:: To do ::
For the listing below, give the count of lines containing "JSON", and no other text.

>> Begin Records supplied

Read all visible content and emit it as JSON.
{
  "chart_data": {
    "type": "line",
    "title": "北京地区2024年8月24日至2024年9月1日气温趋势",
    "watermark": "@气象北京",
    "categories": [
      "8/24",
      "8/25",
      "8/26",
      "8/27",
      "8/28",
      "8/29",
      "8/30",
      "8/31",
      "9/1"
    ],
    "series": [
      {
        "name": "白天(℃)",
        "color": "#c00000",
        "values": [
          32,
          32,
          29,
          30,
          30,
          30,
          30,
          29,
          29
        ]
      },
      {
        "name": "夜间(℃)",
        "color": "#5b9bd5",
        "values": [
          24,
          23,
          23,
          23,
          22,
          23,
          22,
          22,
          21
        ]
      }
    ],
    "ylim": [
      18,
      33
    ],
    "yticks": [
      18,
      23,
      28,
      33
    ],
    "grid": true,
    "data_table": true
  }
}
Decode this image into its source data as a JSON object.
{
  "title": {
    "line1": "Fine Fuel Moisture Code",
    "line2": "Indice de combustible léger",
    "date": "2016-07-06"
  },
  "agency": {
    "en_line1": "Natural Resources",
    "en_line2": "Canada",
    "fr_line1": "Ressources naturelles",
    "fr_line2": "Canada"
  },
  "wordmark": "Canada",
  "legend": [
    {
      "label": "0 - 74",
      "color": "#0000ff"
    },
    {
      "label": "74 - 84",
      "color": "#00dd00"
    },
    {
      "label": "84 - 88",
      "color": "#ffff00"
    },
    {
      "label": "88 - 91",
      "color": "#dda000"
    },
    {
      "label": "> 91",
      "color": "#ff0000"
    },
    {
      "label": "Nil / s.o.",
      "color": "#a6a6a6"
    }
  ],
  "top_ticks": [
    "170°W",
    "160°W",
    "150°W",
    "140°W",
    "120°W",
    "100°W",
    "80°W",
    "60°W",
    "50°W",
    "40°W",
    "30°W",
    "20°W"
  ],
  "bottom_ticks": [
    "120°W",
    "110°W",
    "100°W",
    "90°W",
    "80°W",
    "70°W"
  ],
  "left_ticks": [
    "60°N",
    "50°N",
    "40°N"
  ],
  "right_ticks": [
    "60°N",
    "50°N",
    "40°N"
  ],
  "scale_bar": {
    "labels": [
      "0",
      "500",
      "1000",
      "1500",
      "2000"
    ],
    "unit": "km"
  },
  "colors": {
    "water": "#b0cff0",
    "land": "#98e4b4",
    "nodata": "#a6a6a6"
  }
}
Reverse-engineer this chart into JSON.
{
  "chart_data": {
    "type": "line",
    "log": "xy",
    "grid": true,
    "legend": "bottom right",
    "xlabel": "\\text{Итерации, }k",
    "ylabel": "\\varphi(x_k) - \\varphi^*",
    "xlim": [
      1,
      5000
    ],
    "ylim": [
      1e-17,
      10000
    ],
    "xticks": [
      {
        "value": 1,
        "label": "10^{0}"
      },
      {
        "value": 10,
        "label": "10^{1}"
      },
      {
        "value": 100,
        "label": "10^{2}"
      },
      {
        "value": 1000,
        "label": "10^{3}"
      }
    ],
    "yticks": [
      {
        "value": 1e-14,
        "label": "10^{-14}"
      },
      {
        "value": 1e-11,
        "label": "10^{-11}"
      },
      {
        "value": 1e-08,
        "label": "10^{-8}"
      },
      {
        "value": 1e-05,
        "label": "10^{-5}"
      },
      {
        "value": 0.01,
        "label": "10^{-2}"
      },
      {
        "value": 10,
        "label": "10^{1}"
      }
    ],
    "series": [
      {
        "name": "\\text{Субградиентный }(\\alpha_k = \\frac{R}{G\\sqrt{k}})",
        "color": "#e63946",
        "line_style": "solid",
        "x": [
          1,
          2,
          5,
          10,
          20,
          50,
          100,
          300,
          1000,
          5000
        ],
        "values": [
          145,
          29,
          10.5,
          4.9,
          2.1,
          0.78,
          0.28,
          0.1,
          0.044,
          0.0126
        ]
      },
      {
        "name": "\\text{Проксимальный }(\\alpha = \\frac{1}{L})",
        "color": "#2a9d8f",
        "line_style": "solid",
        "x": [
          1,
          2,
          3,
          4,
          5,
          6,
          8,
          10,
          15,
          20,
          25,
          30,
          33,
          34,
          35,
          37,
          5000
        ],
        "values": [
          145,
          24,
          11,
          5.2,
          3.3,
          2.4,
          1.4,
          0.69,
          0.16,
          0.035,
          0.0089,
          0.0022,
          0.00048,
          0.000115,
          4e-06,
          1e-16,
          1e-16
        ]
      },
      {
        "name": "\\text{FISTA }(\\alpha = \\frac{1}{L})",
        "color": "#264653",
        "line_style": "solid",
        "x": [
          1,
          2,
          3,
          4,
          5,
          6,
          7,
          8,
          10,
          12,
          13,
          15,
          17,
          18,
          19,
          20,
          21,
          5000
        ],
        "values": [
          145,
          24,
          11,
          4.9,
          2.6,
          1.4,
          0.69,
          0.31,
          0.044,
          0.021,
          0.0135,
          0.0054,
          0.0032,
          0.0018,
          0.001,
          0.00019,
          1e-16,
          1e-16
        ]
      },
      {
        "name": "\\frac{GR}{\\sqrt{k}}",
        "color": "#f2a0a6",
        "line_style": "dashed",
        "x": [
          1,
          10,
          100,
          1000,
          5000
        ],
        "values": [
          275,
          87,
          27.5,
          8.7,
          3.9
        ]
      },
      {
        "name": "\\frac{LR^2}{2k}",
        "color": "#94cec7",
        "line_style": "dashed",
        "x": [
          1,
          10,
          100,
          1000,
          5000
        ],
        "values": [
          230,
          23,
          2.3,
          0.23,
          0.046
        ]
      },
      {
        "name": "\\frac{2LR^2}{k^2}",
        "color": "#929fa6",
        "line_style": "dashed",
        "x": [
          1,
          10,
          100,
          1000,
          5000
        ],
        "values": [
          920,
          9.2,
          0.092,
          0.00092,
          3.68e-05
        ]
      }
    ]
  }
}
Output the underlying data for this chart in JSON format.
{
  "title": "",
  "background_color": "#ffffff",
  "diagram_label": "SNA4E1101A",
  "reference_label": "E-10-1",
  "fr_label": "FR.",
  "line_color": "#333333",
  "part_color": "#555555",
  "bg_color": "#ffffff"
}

>> End Records supplied

:: Solution to this exercise ::
4